• **Description of the task**: Write out the records that appear below, verbatim and complete, but without pictures.

• **Records provided**:
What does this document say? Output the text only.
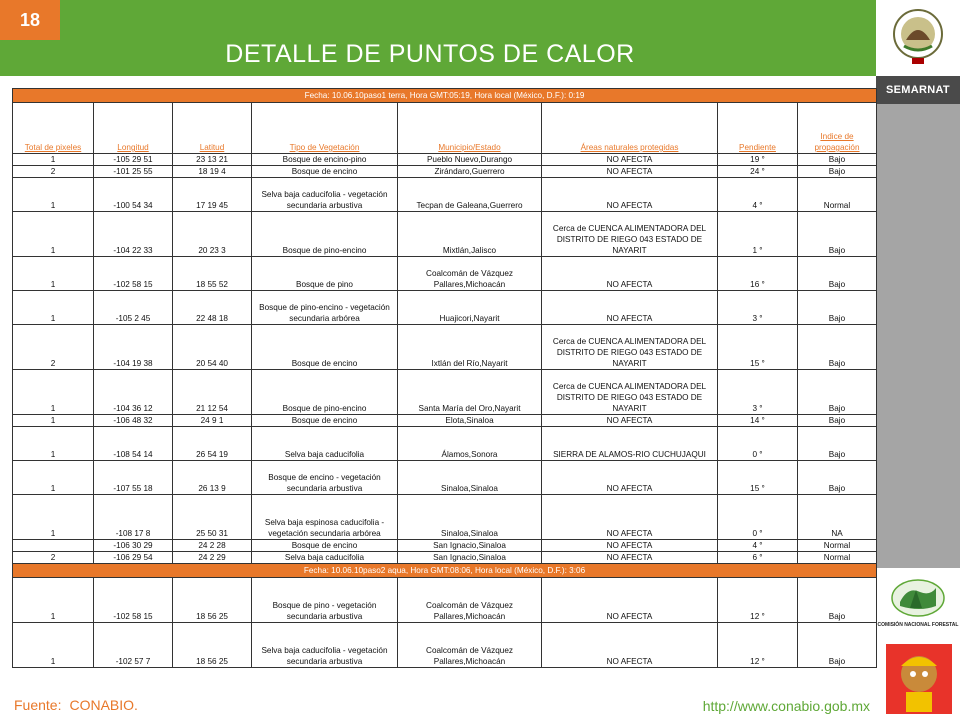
18
DETALLE DE PUNTOS DE CALOR
SEMARNAT
COMISIÓN NACIONAL FORESTAL
Fecha: 10.06.10paso1 terra, Hora GMT:05:19, Hora local (México, D.F.): 0:19							
Total de pixeles	Longitud	Latitud	Tipo de Vegetación	Municipio/Estado	Áreas naturales protegidas	Pendiente	Indice de propagación
1	-105 29 51	23 13 21	Bosque de encino-pino	Pueblo Nuevo,Durango	NO AFECTA	19 °	Bajo
2	-101 25 55	18 19 4	Bosque de encino	Zirándaro,Guerrero	NO AFECTA	24 °	Bajo
1	-100 54 34	17 19 45	Selva baja caducifolia - vegetación secundaria arbustiva	Tecpan de Galeana,Guerrero	NO AFECTA	4 °	Normal
1	-104 22 33	20 23 3	Bosque de pino-encino	Mixtlán,Jalisco	Cerca de CUENCA ALIMENTADORA DEL DISTRITO DE RIEGO 043 ESTADO DE NAYARIT	1 °	Bajo
1	-102 58 15	18 55 52	Bosque de pino	Coalcomán de Vázquez Pallares,Michoacán	NO AFECTA	16 °	Bajo
1	-105 2 45	22 48 18	Bosque de pino-encino - vegetación secundaria arbórea	Huajicori,Nayarit	NO AFECTA	3 °	Bajo
2	-104 19 38	20 54 40	Bosque de encino	Ixtlán del Río,Nayarit	Cerca de CUENCA ALIMENTADORA DEL DISTRITO DE RIEGO 043 ESTADO DE NAYARIT	15 °	Bajo
1	-104 36 12	21 12 54	Bosque de pino-encino	Santa María del Oro,Nayarit	Cerca de CUENCA ALIMENTADORA DEL DISTRITO DE RIEGO 043 ESTADO DE NAYARIT	3 °	Bajo
1	-106 48 32	24 9 1	Bosque de encino	Elota,Sinaloa	NO AFECTA	14 °	Bajo
1	-108 54 14	26 54 19	Selva baja caducifolia	Álamos,Sonora	SIERRA DE ALAMOS-RIO CUCHUJAQUI	0 °	Bajo
1	-107 55 18	26 13 9	Bosque de encino - vegetación secundaria arbustiva	Sinaloa,Sinaloa	NO AFECTA	15 °	Bajo
1	-108 17 8	25 50 31	Selva baja espinosa caducifolia - vegetación secundaria arbórea	Sinaloa,Sinaloa	NO AFECTA	0 °	NA
	-106 30 29	24 2 28	Bosque de encino	San Ignacio,Sinaloa	NO AFECTA	4 °	Normal
2	-106 29 54	24 2 29	Selva baja caducifolia	San Ignacio,Sinaloa	NO AFECTA	6 °	Normal
Fecha: 10.06.10paso2 aqua, Hora GMT:08:06, Hora local (México, D.F.): 3:06							
1	-102 58 15	18 56 25	Bosque de pino - vegetación secundaria arbustiva	Coalcomán de Vázquez Pallares,Michoacán	NO AFECTA	12 °	Bajo
1	-102 57 7	18 56 25	Selva baja caducifolia - vegetación secundaria arbustiva	Coalcomán de Vázquez Pallares,Michoacán	NO AFECTA	12 °	Bajo
Fuente: CONABIO.	http://www.conabio.gob.mx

• **Solution**:
What does this document say? Output the text only.
18
DETALLE DE PUNTOS DE CALOR
SEMARNAT
COMISIÓN NACIONAL FORESTAL
Fecha: 10.06.10paso1 terra, Hora GMT:05:19, Hora local (México, D.F.): 0:19							
Total de pixeles	Longitud	Latitud	Tipo de Vegetación	Municipio/Estado	Áreas naturales protegidas	Pendiente	Indice de propagación
1	-105 29 51	23 13 21	Bosque de encino-pino	Pueblo Nuevo,Durango	NO AFECTA	19 °	Bajo
2	-101 25 55	18 19 4	Bosque de encino	Zirándaro,Guerrero	NO AFECTA	24 °	Bajo
1	-100 54 34	17 19 45	Selva baja caducifolia - vegetación secundaria arbustiva	Tecpan de Galeana,Guerrero	NO AFECTA	4 °	Normal
1	-104 22 33	20 23 3	Bosque de pino-encino	Mixtlán,Jalisco	Cerca de CUENCA ALIMENTADORA DEL DISTRITO DE RIEGO 043 ESTADO DE NAYARIT	1 °	Bajo
1	-102 58 15	18 55 52	Bosque de pino	Coalcomán de Vázquez Pallares,Michoacán	NO AFECTA	16 °	Bajo
1	-105 2 45	22 48 18	Bosque de pino-encino - vegetación secundaria arbórea	Huajicori,Nayarit	NO AFECTA	3 °	Bajo
2	-104 19 38	20 54 40	Bosque de encino	Ixtlán del Río,Nayarit	Cerca de CUENCA ALIMENTADORA DEL DISTRITO DE RIEGO 043 ESTADO DE NAYARIT	15 °	Bajo
1	-104 36 12	21 12 54	Bosque de pino-encino	Santa María del Oro,Nayarit	Cerca de CUENCA ALIMENTADORA DEL DISTRITO DE RIEGO 043 ESTADO DE NAYARIT	3 °	Bajo
1	-106 48 32	24 9 1	Bosque de encino	Elota,Sinaloa	NO AFECTA	14 °	Bajo
1	-108 54 14	26 54 19	Selva baja caducifolia	Álamos,Sonora	SIERRA DE ALAMOS-RIO CUCHUJAQUI	0 °	Bajo
1	-107 55 18	26 13 9	Bosque de encino - vegetación secundaria arbustiva	Sinaloa,Sinaloa	NO AFECTA	15 °	Bajo
1	-108 17 8	25 50 31	Selva baja espinosa caducifolia - vegetación secundaria arbórea	Sinaloa,Sinaloa	NO AFECTA	0 °	NA
	-106 30 29	24 2 28	Bosque de encino	San Ignacio,Sinaloa	NO AFECTA	4 °	Normal
2	-106 29 54	24 2 29	Selva baja caducifolia	San Ignacio,Sinaloa	NO AFECTA	6 °	Normal
Fecha: 10.06.10paso2 aqua, Hora GMT:08:06, Hora local (México, D.F.): 3:06							
1	-102 58 15	18 56 25	Bosque de pino - vegetación secundaria arbustiva	Coalcomán de Vázquez Pallares,Michoacán	NO AFECTA	12 °	Bajo
1	-102 57 7	18 56 25	Selva baja caducifolia - vegetación secundaria arbustiva	Coalcomán de Vázquez Pallares,Michoacán	NO AFECTA	12 °	Bajo
Fuente: CONABIO.	http://www.conabio.gob.mx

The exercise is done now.